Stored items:
········

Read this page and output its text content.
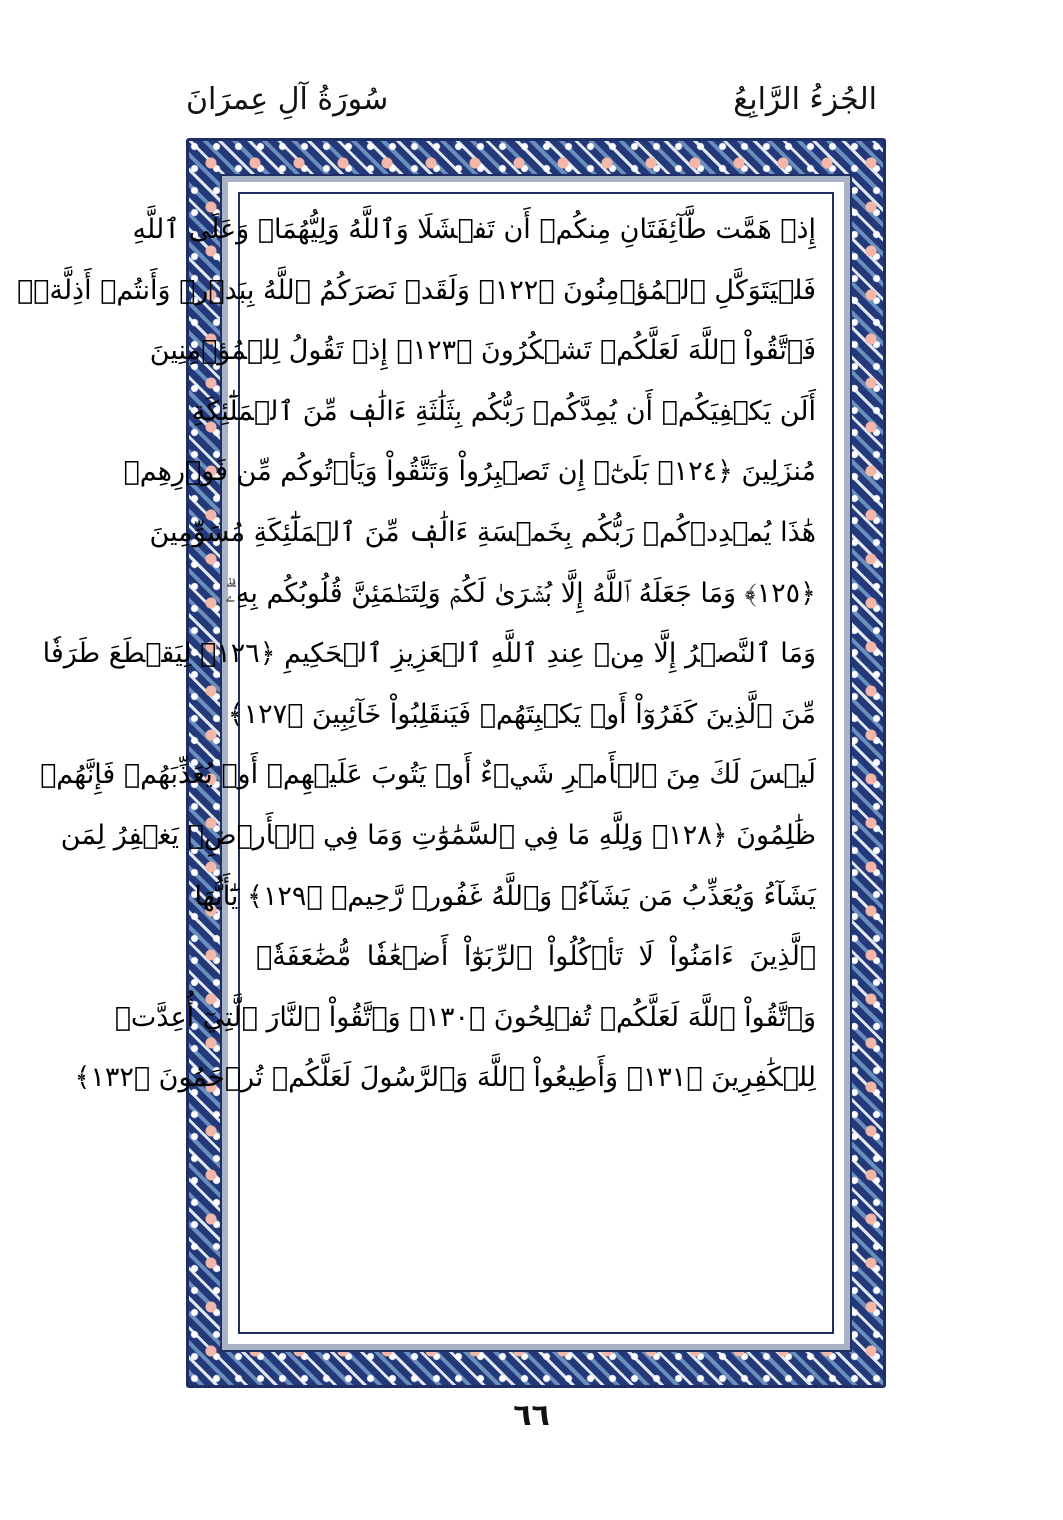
سُورَةُ آلِ عِمرَانَ	الجُزءُ الرَّابِعُ
إِذۡ هَمَّت طَّآئِفَتَانِ مِنكُمۡ أَن تَفۡشَلَا وَٱللَّهُ وَلِيُّهُمَاۗ وَعَلَى ٱللَّهِ
فَلۡيَتَوَكَّلِ ٱلۡمُؤۡمِنُونَ ﴿١٢٢﴾ وَلَقَدۡ نَصَرَكُمُ ٱللَّهُ بِبَدۡرٖ وَأَنتُمۡ أَذِلَّةٞۖ
فَٱتَّقُواْ ٱللَّهَ لَعَلَّكُمۡ تَشۡكُرُونَ ﴿١٢٣﴾ إِذۡ تَقُولُ لِلۡمُؤۡمِنِينَ
أَلَن يَكۡفِيَكُمۡ أَن يُمِدَّكُمۡ رَبُّكُم بِثَلَٰثَةِ ءَالَٰفٖ مِّنَ ٱلۡمَلَٰٓئِكَةِ
مُنزَلِينَ ﴿١٢٤﴾ بَلَىٰٓۚ إِن تَصۡبِرُواْ وَتَتَّقُواْ وَيَأۡتُوكُم مِّن فَوۡرِهِمۡ
هَٰذَا يُمۡدِدۡكُمۡ رَبُّكُم بِخَمۡسَةِ ءَالَٰفٖ مِّنَ ٱلۡمَلَٰٓئِكَةِ مُسَوِّمِينَ
﴿١٢٥﴾ وَمَا جَعَلَهُ ٱللَّهُ إِلَّا بُشۡرَىٰ لَكُمۡ وَلِتَطۡمَئِنَّ قُلُوبُكُم بِهِۦۗ
وَمَا ٱلنَّصۡرُ إِلَّا مِنۡ عِندِ ٱللَّهِ ٱلۡعَزِيزِ ٱلۡحَكِيمِ ﴿١٢٦﴾ لِيَقۡطَعَ طَرَفٗا
مِّنَ ٱلَّذِينَ كَفَرُوٓاْ أَوۡ يَكۡبِتَهُمۡ فَيَنقَلِبُواْ خَآئِبِينَ ﴿١٢٧﴾
لَيۡسَ لَكَ مِنَ ٱلۡأَمۡرِ شَيۡءٌ أَوۡ يَتُوبَ عَلَيۡهِمۡ أَوۡ يُعَذِّبَهُمۡ فَإِنَّهُمۡ
ظَٰلِمُونَ ﴿١٢٨﴾ وَلِلَّهِ مَا فِي ٱلسَّمَٰوَٰتِ وَمَا فِي ٱلۡأَرۡضِۚ يَغۡفِرُ لِمَن
يَشَآءُ وَيُعَذِّبُ مَن يَشَآءُۚ وَٱللَّهُ غَفُورٞ رَّحِيمٞ ﴿١٢٩﴾ يَٰٓأَيُّهَا
ٱلَّذِينَ ءَامَنُواْ لَا تَأۡكُلُواْ ٱلرِّبَوٰٓاْ أَضۡعَٰفٗا مُّضَٰعَفَةٗۖ
وَٱتَّقُواْ ٱللَّهَ لَعَلَّكُمۡ تُفۡلِحُونَ ﴿١٣٠﴾ وَٱتَّقُواْ ٱلنَّارَ ٱلَّتِيٓ أُعِدَّتۡ
لِلۡكَٰفِرِينَ ﴿١٣١﴾ وَأَطِيعُواْ ٱللَّهَ وَٱلرَّسُولَ لَعَلَّكُمۡ تُرۡحَمُونَ ﴿١٣٢﴾
٦٦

········

● **Work to do**
Quote the preceding listing precisely and completely, omitting its images.

● **Exercise result**
Read this page and output its text content.
سُورَةُ آلِ عِمرَانَ	الجُزءُ الرَّابِعُ
إِذۡ هَمَّت طَّآئِفَتَانِ مِنكُمۡ أَن تَفۡشَلَا وَٱللَّهُ وَلِيُّهُمَاۗ وَعَلَى ٱللَّهِ
فَلۡيَتَوَكَّلِ ٱلۡمُؤۡمِنُونَ ﴿١٢٢﴾ وَلَقَدۡ نَصَرَكُمُ ٱللَّهُ بِبَدۡرٖ وَأَنتُمۡ أَذِلَّةٞۖ
فَٱتَّقُواْ ٱللَّهَ لَعَلَّكُمۡ تَشۡكُرُونَ ﴿١٢٣﴾ إِذۡ تَقُولُ لِلۡمُؤۡمِنِينَ
أَلَن يَكۡفِيَكُمۡ أَن يُمِدَّكُمۡ رَبُّكُم بِثَلَٰثَةِ ءَالَٰفٖ مِّنَ ٱلۡمَلَٰٓئِكَةِ
مُنزَلِينَ ﴿١٢٤﴾ بَلَىٰٓۚ إِن تَصۡبِرُواْ وَتَتَّقُواْ وَيَأۡتُوكُم مِّن فَوۡرِهِمۡ
هَٰذَا يُمۡدِدۡكُمۡ رَبُّكُم بِخَمۡسَةِ ءَالَٰفٖ مِّنَ ٱلۡمَلَٰٓئِكَةِ مُسَوِّمِينَ
﴿١٢٥﴾ وَمَا جَعَلَهُ ٱللَّهُ إِلَّا بُشۡرَىٰ لَكُمۡ وَلِتَطۡمَئِنَّ قُلُوبُكُم بِهِۦۗ
وَمَا ٱلنَّصۡرُ إِلَّا مِنۡ عِندِ ٱللَّهِ ٱلۡعَزِيزِ ٱلۡحَكِيمِ ﴿١٢٦﴾ لِيَقۡطَعَ طَرَفٗا
مِّنَ ٱلَّذِينَ كَفَرُوٓاْ أَوۡ يَكۡبِتَهُمۡ فَيَنقَلِبُواْ خَآئِبِينَ ﴿١٢٧﴾
لَيۡسَ لَكَ مِنَ ٱلۡأَمۡرِ شَيۡءٌ أَوۡ يَتُوبَ عَلَيۡهِمۡ أَوۡ يُعَذِّبَهُمۡ فَإِنَّهُمۡ
ظَٰلِمُونَ ﴿١٢٨﴾ وَلِلَّهِ مَا فِي ٱلسَّمَٰوَٰتِ وَمَا فِي ٱلۡأَرۡضِۚ يَغۡفِرُ لِمَن
يَشَآءُ وَيُعَذِّبُ مَن يَشَآءُۚ وَٱللَّهُ غَفُورٞ رَّحِيمٞ ﴿١٢٩﴾ يَٰٓأَيُّهَا
ٱلَّذِينَ ءَامَنُواْ لَا تَأۡكُلُواْ ٱلرِّبَوٰٓاْ أَضۡعَٰفٗا مُّضَٰعَفَةٗۖ
وَٱتَّقُواْ ٱللَّهَ لَعَلَّكُمۡ تُفۡلِحُونَ ﴿١٣٠﴾ وَٱتَّقُواْ ٱلنَّارَ ٱلَّتِيٓ أُعِدَّتۡ
لِلۡكَٰفِرِينَ ﴿١٣١﴾ وَأَطِيعُواْ ٱللَّهَ وَٱلرَّسُولَ لَعَلَّكُمۡ تُرۡحَمُونَ ﴿١٣٢﴾
٦٦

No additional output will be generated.